***** Raw data
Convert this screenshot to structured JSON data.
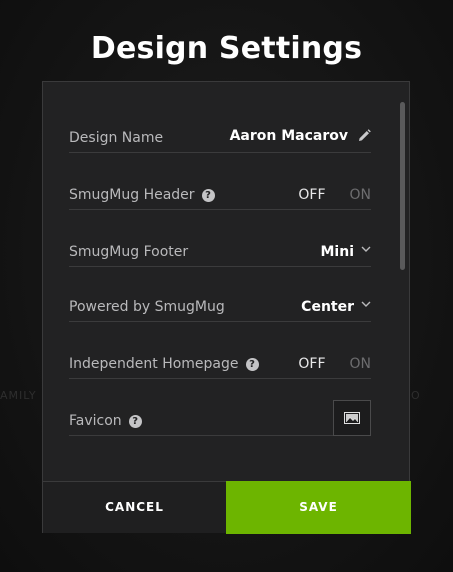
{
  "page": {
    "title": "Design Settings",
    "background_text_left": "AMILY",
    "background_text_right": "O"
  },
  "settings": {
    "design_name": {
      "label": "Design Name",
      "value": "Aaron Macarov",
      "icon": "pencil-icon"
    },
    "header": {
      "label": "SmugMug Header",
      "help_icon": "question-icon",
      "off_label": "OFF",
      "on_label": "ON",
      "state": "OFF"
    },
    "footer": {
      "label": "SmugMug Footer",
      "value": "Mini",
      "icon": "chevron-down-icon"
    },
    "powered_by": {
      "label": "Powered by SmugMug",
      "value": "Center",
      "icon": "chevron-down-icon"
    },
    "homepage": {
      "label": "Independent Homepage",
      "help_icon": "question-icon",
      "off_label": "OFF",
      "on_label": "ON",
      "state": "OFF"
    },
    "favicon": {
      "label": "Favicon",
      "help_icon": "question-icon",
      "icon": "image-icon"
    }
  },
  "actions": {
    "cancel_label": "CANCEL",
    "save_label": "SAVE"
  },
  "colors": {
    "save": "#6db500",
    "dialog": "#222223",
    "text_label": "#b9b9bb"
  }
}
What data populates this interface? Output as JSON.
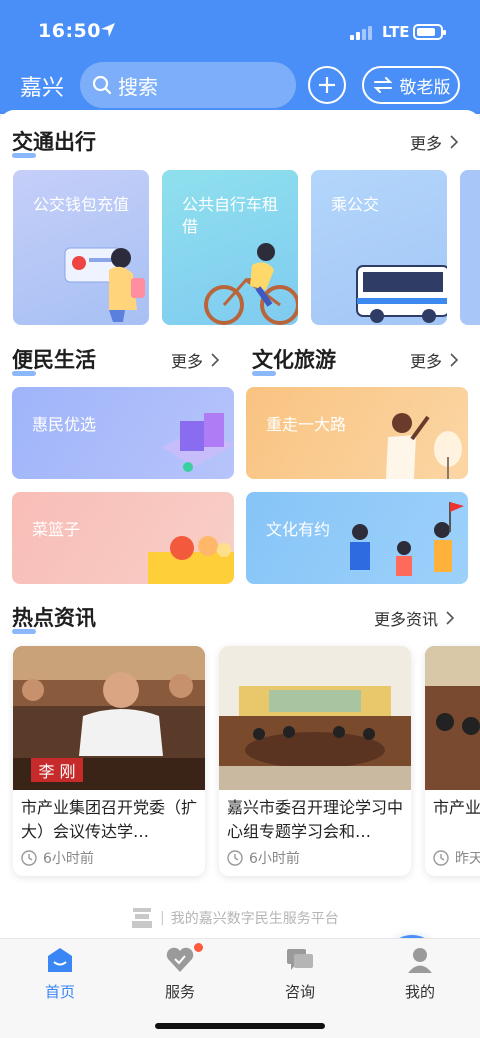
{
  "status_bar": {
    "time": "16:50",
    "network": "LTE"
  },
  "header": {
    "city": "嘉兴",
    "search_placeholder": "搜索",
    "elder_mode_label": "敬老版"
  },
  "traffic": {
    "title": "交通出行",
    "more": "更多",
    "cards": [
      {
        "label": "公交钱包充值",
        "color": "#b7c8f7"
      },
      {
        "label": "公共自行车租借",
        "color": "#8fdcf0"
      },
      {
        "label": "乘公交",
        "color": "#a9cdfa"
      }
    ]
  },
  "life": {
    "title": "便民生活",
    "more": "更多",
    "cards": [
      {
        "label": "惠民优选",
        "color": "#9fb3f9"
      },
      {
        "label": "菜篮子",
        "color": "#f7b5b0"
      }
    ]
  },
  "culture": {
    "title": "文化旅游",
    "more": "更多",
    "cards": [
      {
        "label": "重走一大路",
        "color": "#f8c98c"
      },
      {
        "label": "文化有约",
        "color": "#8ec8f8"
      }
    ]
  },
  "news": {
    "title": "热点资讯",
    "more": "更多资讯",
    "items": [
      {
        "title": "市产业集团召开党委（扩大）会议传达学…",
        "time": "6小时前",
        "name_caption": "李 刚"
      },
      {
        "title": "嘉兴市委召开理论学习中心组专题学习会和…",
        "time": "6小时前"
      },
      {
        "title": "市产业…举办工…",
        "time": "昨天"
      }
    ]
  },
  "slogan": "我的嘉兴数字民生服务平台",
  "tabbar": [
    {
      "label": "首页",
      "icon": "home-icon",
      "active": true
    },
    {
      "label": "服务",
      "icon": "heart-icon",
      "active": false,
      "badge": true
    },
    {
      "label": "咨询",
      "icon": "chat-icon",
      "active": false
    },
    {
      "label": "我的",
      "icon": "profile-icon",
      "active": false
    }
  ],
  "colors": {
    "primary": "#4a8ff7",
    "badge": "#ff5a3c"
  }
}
**********
## Do this
Each line of the material must be retyped exactly, except that images are omitted.

## Result
Convert this screenshot to structured JSON data.
{
  "page": {
    "title": "Design Settings",
    "background_text_left": "AMILY",
    "background_text_right": "O"
  },
  "settings": {
    "design_name": {
      "label": "Design Name",
      "value": "Aaron Macarov",
      "icon": "pencil-icon"
    },
    "header": {
      "label": "SmugMug Header",
      "help_icon": "question-icon",
      "off_label": "OFF",
      "on_label": "ON",
      "state": "OFF"
    },
    "footer": {
      "label": "SmugMug Footer",
      "value": "Mini",
      "icon": "chevron-down-icon"
    },
    "powered_by": {
      "label": "Powered by SmugMug",
      "value": "Center",
      "icon": "chevron-down-icon"
    },
    "homepage": {
      "label": "Independent Homepage",
      "help_icon": "question-icon",
      "off_label": "OFF",
      "on_label": "ON",
      "state": "OFF"
    },
    "favicon": {
      "label": "Favicon",
      "help_icon": "question-icon",
      "icon": "image-icon"
    }
  },
  "actions": {
    "cancel_label": "CANCEL",
    "save_label": "SAVE"
  },
  "colors": {
    "save": "#6db500",
    "dialog": "#222223",
    "text_label": "#b9b9bb"
  }
}
What data populates this interface? Output as JSON.
{
  "status_bar": {
    "time": "16:50",
    "network": "LTE"
  },
  "header": {
    "city": "嘉兴",
    "search_placeholder": "搜索",
    "elder_mode_label": "敬老版"
  },
  "traffic": {
    "title": "交通出行",
    "more": "更多",
    "cards": [
      {
        "label": "公交钱包充值",
        "color": "#b7c8f7"
      },
      {
        "label": "公共自行车租借",
        "color": "#8fdcf0"
      },
      {
        "label": "乘公交",
        "color": "#a9cdfa"
      }
    ]
  },
  "life": {
    "title": "便民生活",
    "more": "更多",
    "cards": [
      {
        "label": "惠民优选",
        "color": "#9fb3f9"
      },
      {
        "label": "菜篮子",
        "color": "#f7b5b0"
      }
    ]
  },
  "culture": {
    "title": "文化旅游",
    "more": "更多",
    "cards": [
      {
        "label": "重走一大路",
        "color": "#f8c98c"
      },
      {
        "label": "文化有约",
        "color": "#8ec8f8"
      }
    ]
  },
  "news": {
    "title": "热点资讯",
    "more": "更多资讯",
    "items": [
      {
        "title": "市产业集团召开党委（扩大）会议传达学…",
        "time": "6小时前",
        "name_caption": "李 刚"
      },
      {
        "title": "嘉兴市委召开理论学习中心组专题学习会和…",
        "time": "6小时前"
      },
      {
        "title": "市产业…举办工…",
        "time": "昨天"
      }
    ]
  },
  "slogan": "我的嘉兴数字民生服务平台",
  "tabbar": [
    {
      "label": "首页",
      "icon": "home-icon",
      "active": true
    },
    {
      "label": "服务",
      "icon": "heart-icon",
      "active": false,
      "badge": true
    },
    {
      "label": "咨询",
      "icon": "chat-icon",
      "active": false
    },
    {
      "label": "我的",
      "icon": "profile-icon",
      "active": false
    }
  ],
  "colors": {
    "primary": "#4a8ff7",
    "badge": "#ff5a3c"
  }
}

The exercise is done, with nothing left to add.